• _Exercise directions_
Write out the listing below again, precisely as it is given.

--- begin Entries shown ---

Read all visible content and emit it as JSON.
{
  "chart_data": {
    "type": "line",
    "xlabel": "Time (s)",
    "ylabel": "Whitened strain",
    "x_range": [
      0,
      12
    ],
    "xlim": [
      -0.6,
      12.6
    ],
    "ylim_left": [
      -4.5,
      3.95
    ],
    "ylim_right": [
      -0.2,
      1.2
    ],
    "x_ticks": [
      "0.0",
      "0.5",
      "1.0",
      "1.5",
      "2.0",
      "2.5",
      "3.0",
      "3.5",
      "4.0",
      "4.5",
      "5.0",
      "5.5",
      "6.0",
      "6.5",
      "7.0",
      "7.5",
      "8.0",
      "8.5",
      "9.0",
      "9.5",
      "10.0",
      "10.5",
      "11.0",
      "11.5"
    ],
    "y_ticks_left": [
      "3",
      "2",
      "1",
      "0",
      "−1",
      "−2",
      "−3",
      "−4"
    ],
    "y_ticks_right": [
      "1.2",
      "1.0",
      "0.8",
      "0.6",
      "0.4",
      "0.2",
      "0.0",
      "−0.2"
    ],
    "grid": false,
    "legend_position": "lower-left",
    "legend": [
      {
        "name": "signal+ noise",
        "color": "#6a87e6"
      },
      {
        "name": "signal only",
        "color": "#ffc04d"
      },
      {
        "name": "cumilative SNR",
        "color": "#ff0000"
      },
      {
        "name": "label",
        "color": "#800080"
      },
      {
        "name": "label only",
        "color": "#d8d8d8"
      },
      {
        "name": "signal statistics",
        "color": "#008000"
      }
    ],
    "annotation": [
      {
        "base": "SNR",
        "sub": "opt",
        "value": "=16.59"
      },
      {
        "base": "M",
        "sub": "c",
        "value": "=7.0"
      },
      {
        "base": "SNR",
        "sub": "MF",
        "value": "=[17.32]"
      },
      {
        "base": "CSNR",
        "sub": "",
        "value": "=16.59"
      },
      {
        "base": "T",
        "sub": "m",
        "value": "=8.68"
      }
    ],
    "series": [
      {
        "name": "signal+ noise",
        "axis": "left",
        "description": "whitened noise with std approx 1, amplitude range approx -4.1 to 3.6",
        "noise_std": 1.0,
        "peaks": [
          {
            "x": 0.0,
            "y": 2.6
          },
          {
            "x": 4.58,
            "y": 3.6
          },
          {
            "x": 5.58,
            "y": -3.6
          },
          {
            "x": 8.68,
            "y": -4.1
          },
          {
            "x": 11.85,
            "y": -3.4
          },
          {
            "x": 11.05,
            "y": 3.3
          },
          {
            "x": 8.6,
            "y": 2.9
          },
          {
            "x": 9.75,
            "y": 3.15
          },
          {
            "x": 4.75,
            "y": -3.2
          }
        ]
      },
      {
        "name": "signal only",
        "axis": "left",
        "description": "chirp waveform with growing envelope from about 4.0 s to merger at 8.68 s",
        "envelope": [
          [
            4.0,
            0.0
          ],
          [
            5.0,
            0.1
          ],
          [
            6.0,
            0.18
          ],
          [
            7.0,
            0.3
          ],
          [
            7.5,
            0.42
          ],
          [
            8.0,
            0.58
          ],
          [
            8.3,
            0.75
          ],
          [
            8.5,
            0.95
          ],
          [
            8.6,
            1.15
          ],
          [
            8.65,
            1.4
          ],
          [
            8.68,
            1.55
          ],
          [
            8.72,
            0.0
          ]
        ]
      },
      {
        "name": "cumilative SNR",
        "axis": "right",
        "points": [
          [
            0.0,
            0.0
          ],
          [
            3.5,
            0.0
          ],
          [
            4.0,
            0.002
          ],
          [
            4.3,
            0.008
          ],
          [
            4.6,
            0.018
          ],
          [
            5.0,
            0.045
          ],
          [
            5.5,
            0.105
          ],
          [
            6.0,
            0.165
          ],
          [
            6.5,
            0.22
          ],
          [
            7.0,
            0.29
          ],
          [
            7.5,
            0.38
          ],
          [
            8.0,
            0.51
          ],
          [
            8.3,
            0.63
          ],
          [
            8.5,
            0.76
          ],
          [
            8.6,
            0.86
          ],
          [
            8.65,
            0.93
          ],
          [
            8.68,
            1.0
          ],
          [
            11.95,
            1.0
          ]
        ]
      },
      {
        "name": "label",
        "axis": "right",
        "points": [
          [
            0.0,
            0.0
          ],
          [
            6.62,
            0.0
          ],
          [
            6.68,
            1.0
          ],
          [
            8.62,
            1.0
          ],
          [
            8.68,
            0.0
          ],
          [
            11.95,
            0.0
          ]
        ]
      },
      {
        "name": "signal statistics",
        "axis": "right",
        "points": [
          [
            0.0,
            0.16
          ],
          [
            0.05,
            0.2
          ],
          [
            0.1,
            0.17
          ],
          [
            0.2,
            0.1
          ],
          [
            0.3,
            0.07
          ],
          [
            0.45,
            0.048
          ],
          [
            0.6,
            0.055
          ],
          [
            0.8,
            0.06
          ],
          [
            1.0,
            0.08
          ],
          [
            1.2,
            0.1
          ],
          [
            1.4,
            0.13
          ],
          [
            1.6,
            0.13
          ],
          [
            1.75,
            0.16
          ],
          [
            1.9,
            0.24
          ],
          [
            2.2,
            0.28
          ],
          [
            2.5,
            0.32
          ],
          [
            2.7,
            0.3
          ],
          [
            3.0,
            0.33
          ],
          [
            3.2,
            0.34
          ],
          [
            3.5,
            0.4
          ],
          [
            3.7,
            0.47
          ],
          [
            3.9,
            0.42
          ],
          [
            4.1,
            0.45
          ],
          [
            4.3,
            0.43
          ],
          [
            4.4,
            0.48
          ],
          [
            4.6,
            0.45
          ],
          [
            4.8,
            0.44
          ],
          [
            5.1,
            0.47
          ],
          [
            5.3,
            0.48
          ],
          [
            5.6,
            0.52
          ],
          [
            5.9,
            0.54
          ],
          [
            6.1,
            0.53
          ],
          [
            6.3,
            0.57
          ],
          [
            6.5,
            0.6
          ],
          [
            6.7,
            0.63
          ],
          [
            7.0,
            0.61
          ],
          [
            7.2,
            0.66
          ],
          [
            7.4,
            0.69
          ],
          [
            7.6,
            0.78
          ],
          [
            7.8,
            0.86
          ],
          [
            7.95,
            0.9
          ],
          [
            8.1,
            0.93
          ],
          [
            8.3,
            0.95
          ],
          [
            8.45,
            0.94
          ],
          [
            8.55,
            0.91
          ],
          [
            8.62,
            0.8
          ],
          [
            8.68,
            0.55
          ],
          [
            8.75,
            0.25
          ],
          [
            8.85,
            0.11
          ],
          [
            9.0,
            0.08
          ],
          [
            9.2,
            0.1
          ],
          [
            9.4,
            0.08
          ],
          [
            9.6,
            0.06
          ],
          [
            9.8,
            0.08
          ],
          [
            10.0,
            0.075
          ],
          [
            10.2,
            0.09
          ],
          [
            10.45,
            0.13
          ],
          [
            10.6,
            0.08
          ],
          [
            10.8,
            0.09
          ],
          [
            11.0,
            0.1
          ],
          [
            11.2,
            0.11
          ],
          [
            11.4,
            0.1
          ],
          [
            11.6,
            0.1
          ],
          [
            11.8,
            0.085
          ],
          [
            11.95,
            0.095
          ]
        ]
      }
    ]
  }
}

--- end Entries shown ---

• _The result_
Read all visible content and emit it as JSON.
{
  "chart_data": {
    "type": "line",
    "xlabel": "Time (s)",
    "ylabel": "Whitened strain",
    "x_range": [
      0,
      12
    ],
    "xlim": [
      -0.6,
      12.6
    ],
    "ylim_left": [
      -4.5,
      3.95
    ],
    "ylim_right": [
      -0.2,
      1.2
    ],
    "x_ticks": [
      "0.0",
      "0.5",
      "1.0",
      "1.5",
      "2.0",
      "2.5",
      "3.0",
      "3.5",
      "4.0",
      "4.5",
      "5.0",
      "5.5",
      "6.0",
      "6.5",
      "7.0",
      "7.5",
      "8.0",
      "8.5",
      "9.0",
      "9.5",
      "10.0",
      "10.5",
      "11.0",
      "11.5"
    ],
    "y_ticks_left": [
      "3",
      "2",
      "1",
      "0",
      "−1",
      "−2",
      "−3",
      "−4"
    ],
    "y_ticks_right": [
      "1.2",
      "1.0",
      "0.8",
      "0.6",
      "0.4",
      "0.2",
      "0.0",
      "−0.2"
    ],
    "grid": false,
    "legend_position": "lower-left",
    "legend": [
      {
        "name": "signal+ noise",
        "color": "#6a87e6"
      },
      {
        "name": "signal only",
        "color": "#ffc04d"
      },
      {
        "name": "cumilative SNR",
        "color": "#ff0000"
      },
      {
        "name": "label",
        "color": "#800080"
      },
      {
        "name": "label only",
        "color": "#d8d8d8"
      },
      {
        "name": "signal statistics",
        "color": "#008000"
      }
    ],
    "annotation": [
      {
        "base": "SNR",
        "sub": "opt",
        "value": "=16.59"
      },
      {
        "base": "M",
        "sub": "c",
        "value": "=7.0"
      },
      {
        "base": "SNR",
        "sub": "MF",
        "value": "=[17.32]"
      },
      {
        "base": "CSNR",
        "sub": "",
        "value": "=16.59"
      },
      {
        "base": "T",
        "sub": "m",
        "value": "=8.68"
      }
    ],
    "series": [
      {
        "name": "signal+ noise",
        "axis": "left",
        "description": "whitened noise with std approx 1, amplitude range approx -4.1 to 3.6",
        "noise_std": 1.0,
        "peaks": [
          {
            "x": 0.0,
            "y": 2.6
          },
          {
            "x": 4.58,
            "y": 3.6
          },
          {
            "x": 5.58,
            "y": -3.6
          },
          {
            "x": 8.68,
            "y": -4.1
          },
          {
            "x": 11.85,
            "y": -3.4
          },
          {
            "x": 11.05,
            "y": 3.3
          },
          {
            "x": 8.6,
            "y": 2.9
          },
          {
            "x": 9.75,
            "y": 3.15
          },
          {
            "x": 4.75,
            "y": -3.2
          }
        ]
      },
      {
        "name": "signal only",
        "axis": "left",
        "description": "chirp waveform with growing envelope from about 4.0 s to merger at 8.68 s",
        "envelope": [
          [
            4.0,
            0.0
          ],
          [
            5.0,
            0.1
          ],
          [
            6.0,
            0.18
          ],
          [
            7.0,
            0.3
          ],
          [
            7.5,
            0.42
          ],
          [
            8.0,
            0.58
          ],
          [
            8.3,
            0.75
          ],
          [
            8.5,
            0.95
          ],
          [
            8.6,
            1.15
          ],
          [
            8.65,
            1.4
          ],
          [
            8.68,
            1.55
          ],
          [
            8.72,
            0.0
          ]
        ]
      },
      {
        "name": "cumilative SNR",
        "axis": "right",
        "points": [
          [
            0.0,
            0.0
          ],
          [
            3.5,
            0.0
          ],
          [
            4.0,
            0.002
          ],
          [
            4.3,
            0.008
          ],
          [
            4.6,
            0.018
          ],
          [
            5.0,
            0.045
          ],
          [
            5.5,
            0.105
          ],
          [
            6.0,
            0.165
          ],
          [
            6.5,
            0.22
          ],
          [
            7.0,
            0.29
          ],
          [
            7.5,
            0.38
          ],
          [
            8.0,
            0.51
          ],
          [
            8.3,
            0.63
          ],
          [
            8.5,
            0.76
          ],
          [
            8.6,
            0.86
          ],
          [
            8.65,
            0.93
          ],
          [
            8.68,
            1.0
          ],
          [
            11.95,
            1.0
          ]
        ]
      },
      {
        "name": "label",
        "axis": "right",
        "points": [
          [
            0.0,
            0.0
          ],
          [
            6.62,
            0.0
          ],
          [
            6.68,
            1.0
          ],
          [
            8.62,
            1.0
          ],
          [
            8.68,
            0.0
          ],
          [
            11.95,
            0.0
          ]
        ]
      },
      {
        "name": "signal statistics",
        "axis": "right",
        "points": [
          [
            0.0,
            0.16
          ],
          [
            0.05,
            0.2
          ],
          [
            0.1,
            0.17
          ],
          [
            0.2,
            0.1
          ],
          [
            0.3,
            0.07
          ],
          [
            0.45,
            0.048
          ],
          [
            0.6,
            0.055
          ],
          [
            0.8,
            0.06
          ],
          [
            1.0,
            0.08
          ],
          [
            1.2,
            0.1
          ],
          [
            1.4,
            0.13
          ],
          [
            1.6,
            0.13
          ],
          [
            1.75,
            0.16
          ],
          [
            1.9,
            0.24
          ],
          [
            2.2,
            0.28
          ],
          [
            2.5,
            0.32
          ],
          [
            2.7,
            0.3
          ],
          [
            3.0,
            0.33
          ],
          [
            3.2,
            0.34
          ],
          [
            3.5,
            0.4
          ],
          [
            3.7,
            0.47
          ],
          [
            3.9,
            0.42
          ],
          [
            4.1,
            0.45
          ],
          [
            4.3,
            0.43
          ],
          [
            4.4,
            0.48
          ],
          [
            4.6,
            0.45
          ],
          [
            4.8,
            0.44
          ],
          [
            5.1,
            0.47
          ],
          [
            5.3,
            0.48
          ],
          [
            5.6,
            0.52
          ],
          [
            5.9,
            0.54
          ],
          [
            6.1,
            0.53
          ],
          [
            6.3,
            0.57
          ],
          [
            6.5,
            0.6
          ],
          [
            6.7,
            0.63
          ],
          [
            7.0,
            0.61
          ],
          [
            7.2,
            0.66
          ],
          [
            7.4,
            0.69
          ],
          [
            7.6,
            0.78
          ],
          [
            7.8,
            0.86
          ],
          [
            7.95,
            0.9
          ],
          [
            8.1,
            0.93
          ],
          [
            8.3,
            0.95
          ],
          [
            8.45,
            0.94
          ],
          [
            8.55,
            0.91
          ],
          [
            8.62,
            0.8
          ],
          [
            8.68,
            0.55
          ],
          [
            8.75,
            0.25
          ],
          [
            8.85,
            0.11
          ],
          [
            9.0,
            0.08
          ],
          [
            9.2,
            0.1
          ],
          [
            9.4,
            0.08
          ],
          [
            9.6,
            0.06
          ],
          [
            9.8,
            0.08
          ],
          [
            10.0,
            0.075
          ],
          [
            10.2,
            0.09
          ],
          [
            10.45,
            0.13
          ],
          [
            10.6,
            0.08
          ],
          [
            10.8,
            0.09
          ],
          [
            11.0,
            0.1
          ],
          [
            11.2,
            0.11
          ],
          [
            11.4,
            0.1
          ],
          [
            11.6,
            0.1
          ],
          [
            11.8,
            0.085
          ],
          [
            11.95,
            0.095
          ]
        ]
      }
    ]
  }
}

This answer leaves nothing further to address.